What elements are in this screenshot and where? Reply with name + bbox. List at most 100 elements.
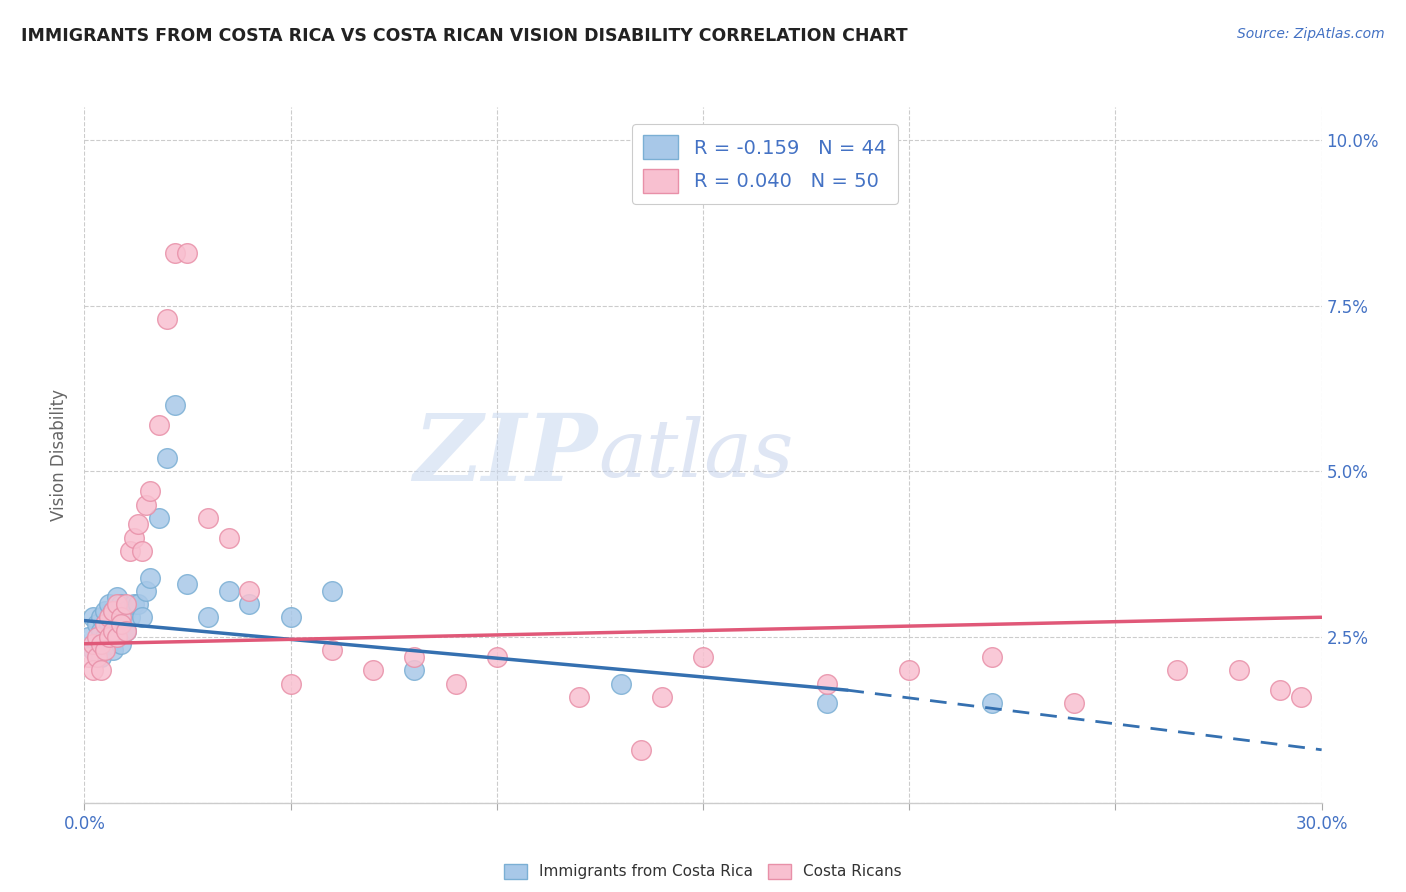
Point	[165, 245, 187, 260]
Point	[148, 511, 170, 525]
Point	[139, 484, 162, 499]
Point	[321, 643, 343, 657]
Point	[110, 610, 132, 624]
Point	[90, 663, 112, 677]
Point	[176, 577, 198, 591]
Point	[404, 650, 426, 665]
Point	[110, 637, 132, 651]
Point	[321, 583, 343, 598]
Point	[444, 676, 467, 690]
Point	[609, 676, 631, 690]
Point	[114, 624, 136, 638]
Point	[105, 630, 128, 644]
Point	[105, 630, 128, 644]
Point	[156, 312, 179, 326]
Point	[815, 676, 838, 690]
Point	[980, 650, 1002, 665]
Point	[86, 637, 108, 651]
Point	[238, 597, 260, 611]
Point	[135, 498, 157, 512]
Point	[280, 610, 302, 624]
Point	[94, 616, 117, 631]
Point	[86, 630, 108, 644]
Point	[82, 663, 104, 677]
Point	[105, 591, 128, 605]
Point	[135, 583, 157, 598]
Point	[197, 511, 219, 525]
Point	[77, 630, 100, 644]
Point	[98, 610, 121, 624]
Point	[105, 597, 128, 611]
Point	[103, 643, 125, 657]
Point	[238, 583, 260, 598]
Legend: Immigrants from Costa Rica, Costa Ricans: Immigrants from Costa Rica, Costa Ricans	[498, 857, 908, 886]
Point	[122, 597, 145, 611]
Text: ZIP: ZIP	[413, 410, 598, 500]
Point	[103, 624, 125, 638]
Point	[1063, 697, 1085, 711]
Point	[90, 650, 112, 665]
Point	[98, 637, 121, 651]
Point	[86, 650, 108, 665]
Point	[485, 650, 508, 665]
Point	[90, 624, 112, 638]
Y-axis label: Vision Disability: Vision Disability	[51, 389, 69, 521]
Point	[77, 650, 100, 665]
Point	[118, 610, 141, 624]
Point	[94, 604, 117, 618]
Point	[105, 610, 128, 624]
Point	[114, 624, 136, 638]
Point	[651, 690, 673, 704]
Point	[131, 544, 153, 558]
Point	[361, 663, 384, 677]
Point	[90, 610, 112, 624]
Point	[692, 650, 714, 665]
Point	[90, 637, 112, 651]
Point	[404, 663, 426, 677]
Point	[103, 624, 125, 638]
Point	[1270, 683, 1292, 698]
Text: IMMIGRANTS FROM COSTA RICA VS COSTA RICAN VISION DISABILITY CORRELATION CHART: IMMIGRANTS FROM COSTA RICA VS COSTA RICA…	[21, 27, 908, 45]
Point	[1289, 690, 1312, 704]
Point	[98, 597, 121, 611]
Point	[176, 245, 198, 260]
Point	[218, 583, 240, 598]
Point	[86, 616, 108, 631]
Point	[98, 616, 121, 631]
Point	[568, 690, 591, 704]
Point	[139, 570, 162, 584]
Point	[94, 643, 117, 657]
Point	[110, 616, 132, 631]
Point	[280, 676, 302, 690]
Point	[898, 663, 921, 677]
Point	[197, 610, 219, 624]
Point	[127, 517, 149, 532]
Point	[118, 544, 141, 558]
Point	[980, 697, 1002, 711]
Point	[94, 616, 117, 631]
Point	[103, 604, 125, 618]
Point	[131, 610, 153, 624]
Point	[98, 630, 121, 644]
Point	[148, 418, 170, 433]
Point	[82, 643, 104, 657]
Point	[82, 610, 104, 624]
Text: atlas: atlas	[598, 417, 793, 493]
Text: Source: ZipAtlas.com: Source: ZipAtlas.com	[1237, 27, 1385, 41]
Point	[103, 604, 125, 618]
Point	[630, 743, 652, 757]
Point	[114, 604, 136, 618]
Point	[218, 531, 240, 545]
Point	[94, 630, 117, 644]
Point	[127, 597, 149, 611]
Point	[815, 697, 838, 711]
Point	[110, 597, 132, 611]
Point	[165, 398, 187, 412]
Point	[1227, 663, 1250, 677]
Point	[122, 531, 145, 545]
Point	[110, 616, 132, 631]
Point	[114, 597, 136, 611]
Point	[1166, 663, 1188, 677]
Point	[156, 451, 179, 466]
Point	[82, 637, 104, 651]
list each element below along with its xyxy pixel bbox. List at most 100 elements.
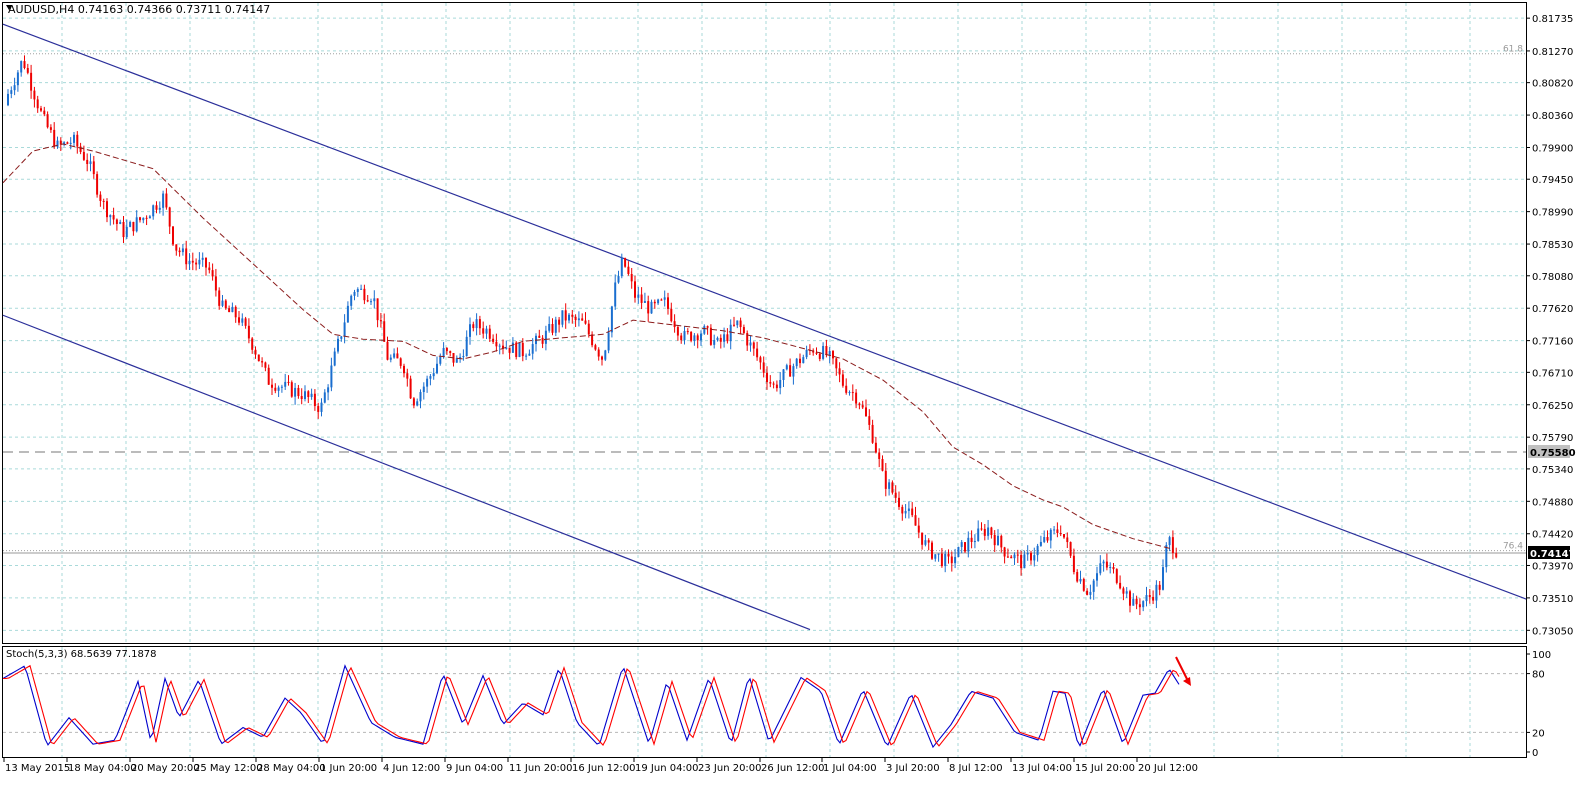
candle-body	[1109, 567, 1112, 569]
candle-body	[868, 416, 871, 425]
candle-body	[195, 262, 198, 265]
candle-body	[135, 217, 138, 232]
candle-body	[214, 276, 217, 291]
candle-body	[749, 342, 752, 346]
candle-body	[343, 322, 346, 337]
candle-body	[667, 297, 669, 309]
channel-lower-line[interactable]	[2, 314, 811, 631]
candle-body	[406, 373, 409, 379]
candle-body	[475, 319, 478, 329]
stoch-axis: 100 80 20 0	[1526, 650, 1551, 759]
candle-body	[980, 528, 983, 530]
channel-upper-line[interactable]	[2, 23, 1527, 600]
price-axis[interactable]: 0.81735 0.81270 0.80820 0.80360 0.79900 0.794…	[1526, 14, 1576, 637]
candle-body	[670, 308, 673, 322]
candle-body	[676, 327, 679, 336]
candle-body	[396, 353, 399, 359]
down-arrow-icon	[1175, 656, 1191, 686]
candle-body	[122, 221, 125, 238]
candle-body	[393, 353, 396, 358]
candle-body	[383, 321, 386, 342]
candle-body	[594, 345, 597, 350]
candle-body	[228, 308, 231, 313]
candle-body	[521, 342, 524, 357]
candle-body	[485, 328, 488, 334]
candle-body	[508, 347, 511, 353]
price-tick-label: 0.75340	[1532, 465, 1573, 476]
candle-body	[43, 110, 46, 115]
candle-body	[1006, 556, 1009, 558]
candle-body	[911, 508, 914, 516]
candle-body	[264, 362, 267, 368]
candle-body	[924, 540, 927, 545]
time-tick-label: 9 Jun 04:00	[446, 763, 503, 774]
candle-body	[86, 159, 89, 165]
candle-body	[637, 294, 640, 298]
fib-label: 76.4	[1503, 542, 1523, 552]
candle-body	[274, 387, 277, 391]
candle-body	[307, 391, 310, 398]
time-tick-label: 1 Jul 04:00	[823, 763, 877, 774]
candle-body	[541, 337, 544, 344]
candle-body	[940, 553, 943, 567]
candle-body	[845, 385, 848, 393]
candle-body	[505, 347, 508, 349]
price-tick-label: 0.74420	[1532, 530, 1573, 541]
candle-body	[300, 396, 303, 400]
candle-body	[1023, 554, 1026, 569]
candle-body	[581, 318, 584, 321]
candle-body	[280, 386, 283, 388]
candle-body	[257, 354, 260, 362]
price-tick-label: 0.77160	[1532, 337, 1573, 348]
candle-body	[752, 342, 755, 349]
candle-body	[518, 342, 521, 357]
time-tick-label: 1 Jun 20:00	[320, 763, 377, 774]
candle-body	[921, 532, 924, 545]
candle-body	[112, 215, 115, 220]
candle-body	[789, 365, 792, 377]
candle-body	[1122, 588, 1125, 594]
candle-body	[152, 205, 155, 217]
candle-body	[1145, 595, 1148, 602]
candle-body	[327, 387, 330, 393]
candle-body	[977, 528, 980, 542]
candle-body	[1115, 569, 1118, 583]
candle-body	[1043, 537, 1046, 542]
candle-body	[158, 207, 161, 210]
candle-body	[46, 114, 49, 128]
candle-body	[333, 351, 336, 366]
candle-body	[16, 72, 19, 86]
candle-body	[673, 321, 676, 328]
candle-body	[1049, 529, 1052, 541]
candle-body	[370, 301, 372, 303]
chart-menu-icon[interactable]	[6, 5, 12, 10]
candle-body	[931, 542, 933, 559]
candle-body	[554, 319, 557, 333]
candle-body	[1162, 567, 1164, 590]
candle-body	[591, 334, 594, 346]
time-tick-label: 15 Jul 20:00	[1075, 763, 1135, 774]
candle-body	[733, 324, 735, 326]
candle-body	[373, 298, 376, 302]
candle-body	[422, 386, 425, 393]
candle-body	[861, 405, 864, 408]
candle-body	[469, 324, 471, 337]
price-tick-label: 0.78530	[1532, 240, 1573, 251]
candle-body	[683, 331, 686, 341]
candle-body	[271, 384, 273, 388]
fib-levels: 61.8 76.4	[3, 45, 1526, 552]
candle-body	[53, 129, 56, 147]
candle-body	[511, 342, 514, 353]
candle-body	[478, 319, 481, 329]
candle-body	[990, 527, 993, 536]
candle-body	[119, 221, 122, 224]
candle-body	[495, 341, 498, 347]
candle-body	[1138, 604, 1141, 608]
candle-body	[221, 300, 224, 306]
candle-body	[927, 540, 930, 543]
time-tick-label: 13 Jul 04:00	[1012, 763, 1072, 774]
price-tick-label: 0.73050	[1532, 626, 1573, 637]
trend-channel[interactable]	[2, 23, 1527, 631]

**Task directions:** Can you rewrite the data between the lines holding "567, 1112, 569]" and "price-axis[interactable]: 0.81735 0.81270", inclusive, with "candle-body" changed to "candle body" and nothing else altered?

**Task result:**
candle body	[1109, 567, 1112, 569]
candle body	[868, 416, 871, 425]
candle body	[195, 262, 198, 265]
candle body	[135, 217, 138, 232]
candle body	[214, 276, 217, 291]
candle body	[749, 342, 752, 346]
candle body	[343, 322, 346, 337]
candle body	[667, 297, 669, 309]
channel-lower-line[interactable]	[2, 314, 811, 631]
candle body	[406, 373, 409, 379]
candle body	[475, 319, 478, 329]
stoch-axis: 100 80 20 0	[1526, 650, 1551, 759]
candle body	[980, 528, 983, 530]
channel-upper-line[interactable]	[2, 23, 1527, 600]
price-axis[interactable]: 0.81735 0.81270 0.80820 0.80360 0.79900 0.794…	[1526, 14, 1576, 637]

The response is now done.